> [Task description]
Leave out every picture, and return exactly the lines from the line containing "Read all visible content and emit it as JSON." through the end of the records below, both inclusive.

> [Supplied records]
····················
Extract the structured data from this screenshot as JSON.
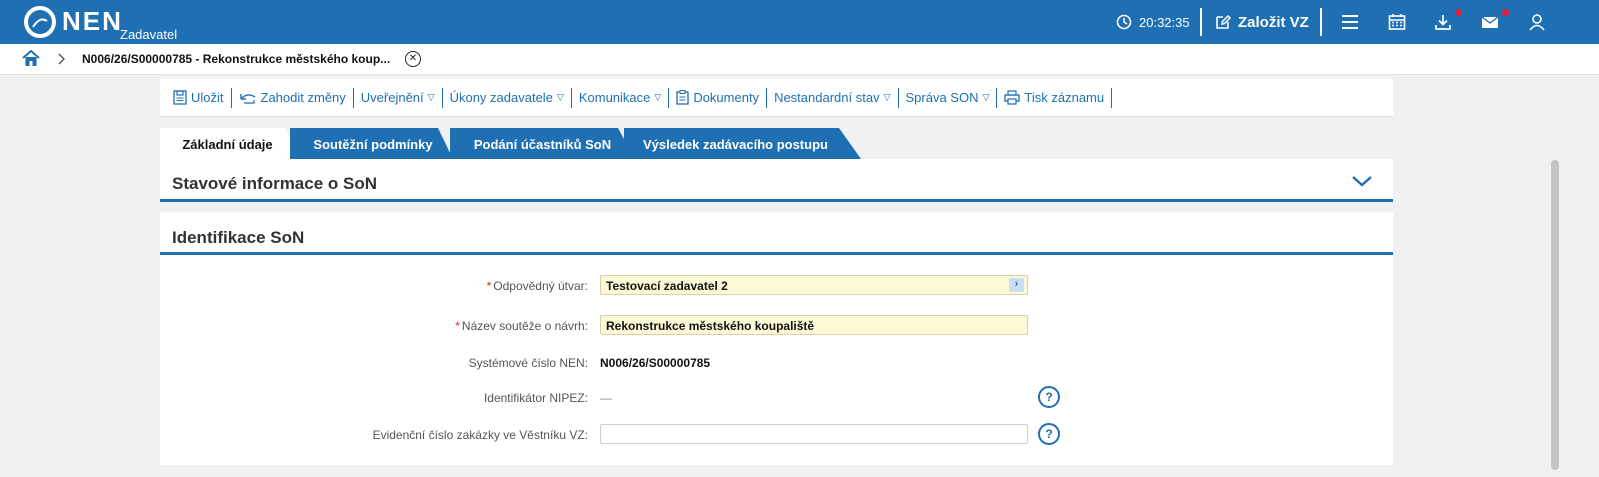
{
  "topbar": {
    "brand": "NEN",
    "brand_sub": "Zadavatel",
    "clock": "20:32:35",
    "create_label": "Založit VZ",
    "icons": [
      "clock-icon",
      "edit-icon",
      "menu-icon",
      "calendar-icon",
      "download-icon",
      "mail-icon",
      "user-icon"
    ],
    "colors": {
      "bar": "#1f6fb3",
      "badge": "#e0203a"
    }
  },
  "breadcrumb": {
    "text": "N006/26/S00000785 - Rekonstrukce městského koup..."
  },
  "toolbar": {
    "items": [
      {
        "label": "Uložit",
        "icon": "save-icon"
      },
      {
        "label": "Zahodit změny",
        "icon": "undo-icon"
      },
      {
        "label": "Uveřejnění",
        "dropdown": true
      },
      {
        "label": "Úkony zadavatele",
        "dropdown": true
      },
      {
        "label": "Komunikace",
        "dropdown": true
      },
      {
        "label": "Dokumenty",
        "icon": "clipboard-icon"
      },
      {
        "label": "Nestandardní stav",
        "dropdown": true
      },
      {
        "label": "Správa SON",
        "dropdown": true
      },
      {
        "label": "Tisk záznamu",
        "icon": "print-icon"
      }
    ]
  },
  "tabs": [
    {
      "label": "Základní údaje",
      "active": true
    },
    {
      "label": "Soutěžní podmínky",
      "active": false
    },
    {
      "label": "Podání účastníků SoN",
      "active": false
    },
    {
      "label": "Výsledek zadávacího postupu",
      "active": false
    }
  ],
  "sections": {
    "status_title": "Stavové informace o SoN",
    "ident_title": "Identifikace SoN"
  },
  "form": {
    "unit_label": "Odpovědný útvar:",
    "unit_value": "Testovací zadavatel 2",
    "name_label": "Název soutěže o návrh:",
    "name_value": "Rekonstrukce městského koupaliště",
    "sysnum_label": "Systémové číslo NEN:",
    "sysnum_value": "N006/26/S00000785",
    "nipez_label": "Identifikátor NIPEZ:",
    "nipez_value": "—",
    "evid_label": "Evidenční číslo zakázky ve Věstníku VZ:",
    "evid_value": ""
  }
}
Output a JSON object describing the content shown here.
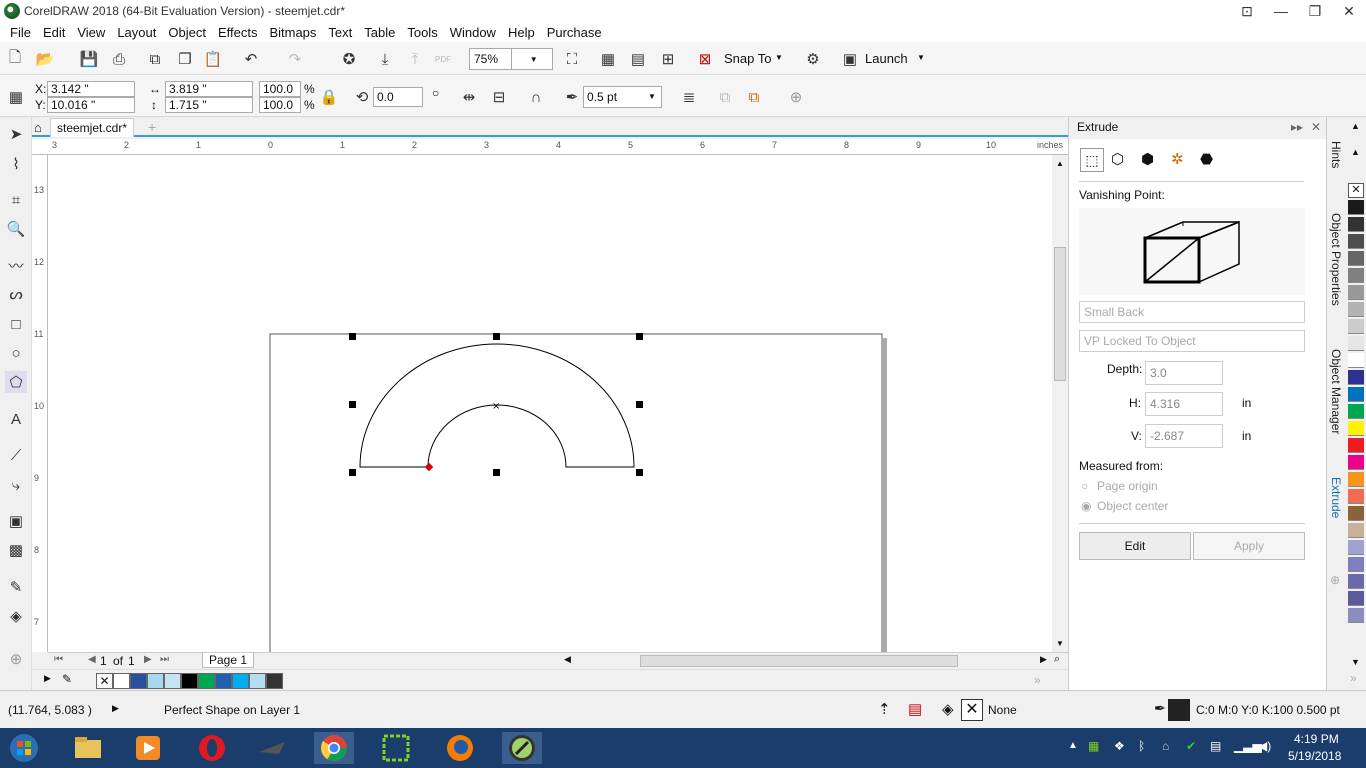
{
  "window": {
    "title": "CorelDRAW 2018 (64-Bit Evaluation Version) - steemjet.cdr*"
  },
  "menu": [
    "File",
    "Edit",
    "View",
    "Layout",
    "Object",
    "Effects",
    "Bitmaps",
    "Text",
    "Table",
    "Tools",
    "Window",
    "Help",
    "Purchase"
  ],
  "toolbar": {
    "zoom": "75%",
    "snap_label": "Snap To",
    "launch_label": "Launch",
    "pdf_label": "PDF"
  },
  "propbar": {
    "x": "3.142 \"",
    "y": "10.016 \"",
    "w": "3.819 \"",
    "h": "1.715 \"",
    "sx": "100.0",
    "sy": "100.0",
    "pct": "%",
    "rotation": "0.0",
    "outline": "0.5 pt",
    "x_label": "X:",
    "y_label": "Y:"
  },
  "document": {
    "tab": "steemjet.cdr*",
    "unit": "inches"
  },
  "rulers": {
    "h_ticks": [
      "3",
      "2",
      "1",
      "0",
      "1",
      "2",
      "3",
      "4",
      "5",
      "6",
      "7",
      "8",
      "9",
      "10"
    ],
    "v_ticks": [
      "13",
      "12",
      "11",
      "10",
      "9",
      "8",
      "7"
    ]
  },
  "pagenav": {
    "current": "1",
    "of": "of",
    "total": "1",
    "page_name": "Page 1"
  },
  "docker": {
    "title": "Extrude",
    "vanishing_label": "Vanishing Point:",
    "type_value": "Small Back",
    "vp_value": "VP Locked To Object",
    "depth_label": "Depth:",
    "depth": "3.0",
    "h_label": "H:",
    "h": "4.316",
    "h_unit": "in",
    "v_label": "V:",
    "v": "-2.687",
    "v_unit": "in",
    "measured_label": "Measured from:",
    "opt_page": "Page origin",
    "opt_object": "Object center",
    "edit_btn": "Edit",
    "apply_btn": "Apply"
  },
  "docker_tabs": [
    "Hints",
    "Object Properties",
    "Object Manager",
    "Extrude"
  ],
  "status": {
    "coords": "(11.764, 5.083 )",
    "message": "Perfect Shape on Layer 1",
    "fill": "None",
    "outline": "C:0 M:0 Y:0 K:100  0.500 pt"
  },
  "taskbar": {
    "time": "4:19 PM",
    "date": "5/19/2018"
  },
  "colors": {
    "accent": "#3a9ad9",
    "taskbar": "#1b3d6b",
    "selection_handle": "#000000",
    "node": "#d00000"
  },
  "doc_palette": [
    "none",
    "#ffffff",
    "#2a4f9b",
    "#a9d8ea",
    "#c6e4ef",
    "#000000",
    "#00a651",
    "#1f5fb0",
    "#00aeef",
    "#b3def2",
    "#333333"
  ],
  "color_palette": [
    "none",
    "#1a1a1a",
    "#333333",
    "#4d4d4d",
    "#666666",
    "#808080",
    "#999999",
    "#b3b3b3",
    "#cccccc",
    "#e6e6e6",
    "#ffffff",
    "#2e3192",
    "#0072bc",
    "#00a651",
    "#fff200",
    "#ed1c24",
    "#ec008c",
    "#f7941d",
    "#f26c4f",
    "#8c6239",
    "#c7b299",
    "#a3a1d1",
    "#7f7fbf",
    "#6a6aa8",
    "#5b5b9a",
    "#8c8cc0"
  ]
}
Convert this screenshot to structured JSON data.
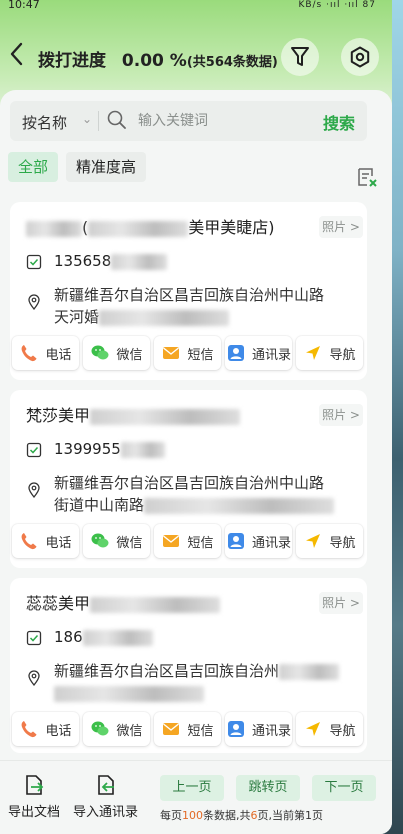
{
  "status_bar": {
    "time": "10:47",
    "right": "KB/s ·ııl ·ııl 87"
  },
  "header": {
    "back_label": "<",
    "title": "拨打进度",
    "progress": "0.00 %",
    "subtitle": "(共564条数据)"
  },
  "search": {
    "filter_label": "按名称",
    "placeholder": "输入关键词",
    "button_label": "搜索"
  },
  "tabs": [
    {
      "label": "全部",
      "active": true
    },
    {
      "label": "精准度高",
      "active": false
    }
  ],
  "cards": [
    {
      "name_visible": "美甲美睫店)",
      "name_prefix": "(",
      "photo_label": "照片 >",
      "phone": "135658",
      "address_line1": "新疆维吾尔自治区昌吉回族自治州中山路",
      "address_line2": "天河婚"
    },
    {
      "name_visible": "梵莎美甲",
      "name_prefix": "",
      "photo_label": "照片 >",
      "phone": "1399955",
      "address_line1": "新疆维吾尔自治区昌吉回族自治州中山路",
      "address_line2": "街道中山南路"
    },
    {
      "name_visible": "蕊蕊美甲",
      "name_prefix": "",
      "photo_label": "照片 >",
      "phone": "186",
      "address_line1": "新疆维吾尔自治区昌吉回族自治州",
      "address_line2": ""
    }
  ],
  "actions": [
    "电话",
    "微信",
    "短信",
    "通讯录",
    "导航"
  ],
  "footer": {
    "export_label": "导出文档",
    "import_label": "导入通讯录",
    "prev_label": "上一页",
    "jump_label": "跳转页",
    "next_label": "下一页",
    "info_prefix": "每页",
    "per_page": "100",
    "info_mid": "条数据,共",
    "total_pages": "6",
    "info_suffix": "页,当前第1页"
  },
  "colors": {
    "accent": "#2da94a",
    "header_top": "#9adb7c",
    "phone_icon": "#f07a4a",
    "wechat_icon": "#3cbf4a",
    "sms_icon": "#f5a623",
    "contacts_icon": "#3f8ae8",
    "nav_icon": "#f5b800"
  }
}
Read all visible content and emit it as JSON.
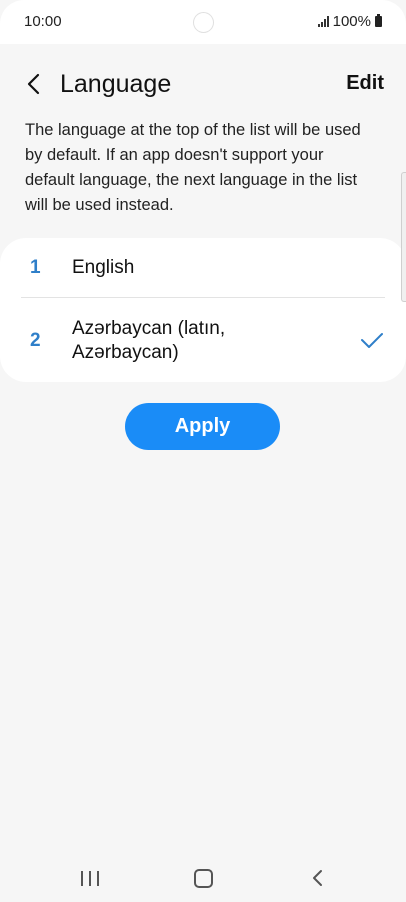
{
  "status_bar": {
    "time": "10:00",
    "battery_text": "100%"
  },
  "header": {
    "title": "Language",
    "edit_label": "Edit"
  },
  "description": "The language at the top of the list will be used by default. If an app doesn't support your default language, the next language in the list will be used instead.",
  "languages": [
    {
      "number": "1",
      "name": "English",
      "selected": false
    },
    {
      "number": "2",
      "name": "Azərbaycan (latın, Azərbaycan)",
      "selected": true
    }
  ],
  "apply_label": "Apply",
  "colors": {
    "accent": "#1a8cf7",
    "number": "#2f7fc9",
    "background": "#f6f6f6"
  },
  "icons": {
    "back": "chevron-left-icon",
    "check": "check-icon",
    "nav_recents": "recents-icon",
    "nav_home": "home-icon",
    "nav_back": "back-icon"
  }
}
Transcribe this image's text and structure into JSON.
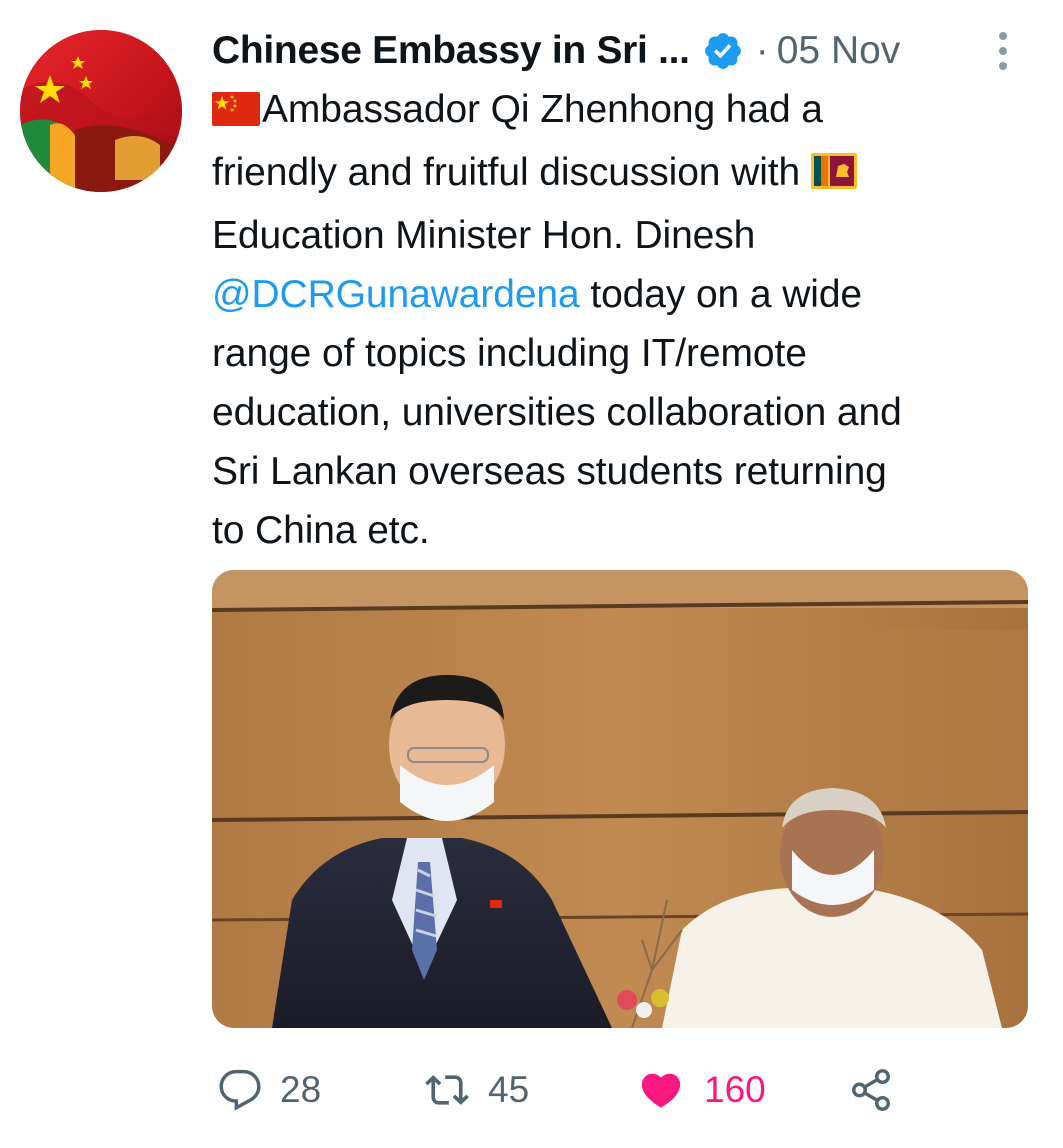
{
  "tweet": {
    "display_name": "Chinese Embassy in Sri ...",
    "separator": "·",
    "date": "05 Nov",
    "lines": [
      "Ambassador Qi Zhenhong had a",
      "friendly and fruitful discussion with",
      "Education Minister Hon. Dinesh",
      "@DCRGunawardena",
      " today on a wide",
      "range of topics including IT/remote",
      "education, universities collaboration and",
      "Sri Lankan overseas students returning",
      "to China etc."
    ],
    "icons": {
      "verified": "verified-badge-icon",
      "flag_cn": "china-flag-icon",
      "flag_lk": "sri-lanka-flag-icon",
      "more": "more-options-icon"
    }
  },
  "actions": {
    "reply_count": "28",
    "retweet_count": "45",
    "like_count": "160"
  },
  "colors": {
    "link": "#1d9bf0",
    "muted": "#536471",
    "like": "#f91880",
    "verified": "#1d9bf0"
  }
}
····················
> [Exercise result]
Read all visible content and emit it as JSON.
{
  "status_bar": {
    "time": "10:00",
    "battery_text": "100%"
  },
  "header": {
    "title": "Language",
    "edit_label": "Edit"
  },
  "description": "The language at the top of the list will be used by default. If an app doesn't support your default language, the next language in the list will be used instead.",
  "languages": [
    {
      "number": "1",
      "name": "English",
      "selected": false
    },
    {
      "number": "2",
      "name": "Azərbaycan (latın, Azərbaycan)",
      "selected": true
    }
  ],
  "apply_label": "Apply",
  "colors": {
    "accent": "#1a8cf7",
    "number": "#2f7fc9",
    "background": "#f6f6f6"
  },
  "icons": {
    "back": "chevron-left-icon",
    "check": "check-icon",
    "nav_recents": "recents-icon",
    "nav_home": "home-icon",
    "nav_back": "back-icon"
  }
}
Transcribe this image's text and structure into JSON.
{
  "tweet": {
    "display_name": "Chinese Embassy in Sri ...",
    "separator": "·",
    "date": "05 Nov",
    "lines": [
      "Ambassador Qi Zhenhong had a",
      "friendly and fruitful discussion with",
      "Education Minister Hon. Dinesh",
      "@DCRGunawardena",
      " today on a wide",
      "range of topics including IT/remote",
      "education, universities collaboration and",
      "Sri Lankan overseas students returning",
      "to China etc."
    ],
    "icons": {
      "verified": "verified-badge-icon",
      "flag_cn": "china-flag-icon",
      "flag_lk": "sri-lanka-flag-icon",
      "more": "more-options-icon"
    }
  },
  "actions": {
    "reply_count": "28",
    "retweet_count": "45",
    "like_count": "160"
  },
  "colors": {
    "link": "#1d9bf0",
    "muted": "#536471",
    "like": "#f91880",
    "verified": "#1d9bf0"
  }
}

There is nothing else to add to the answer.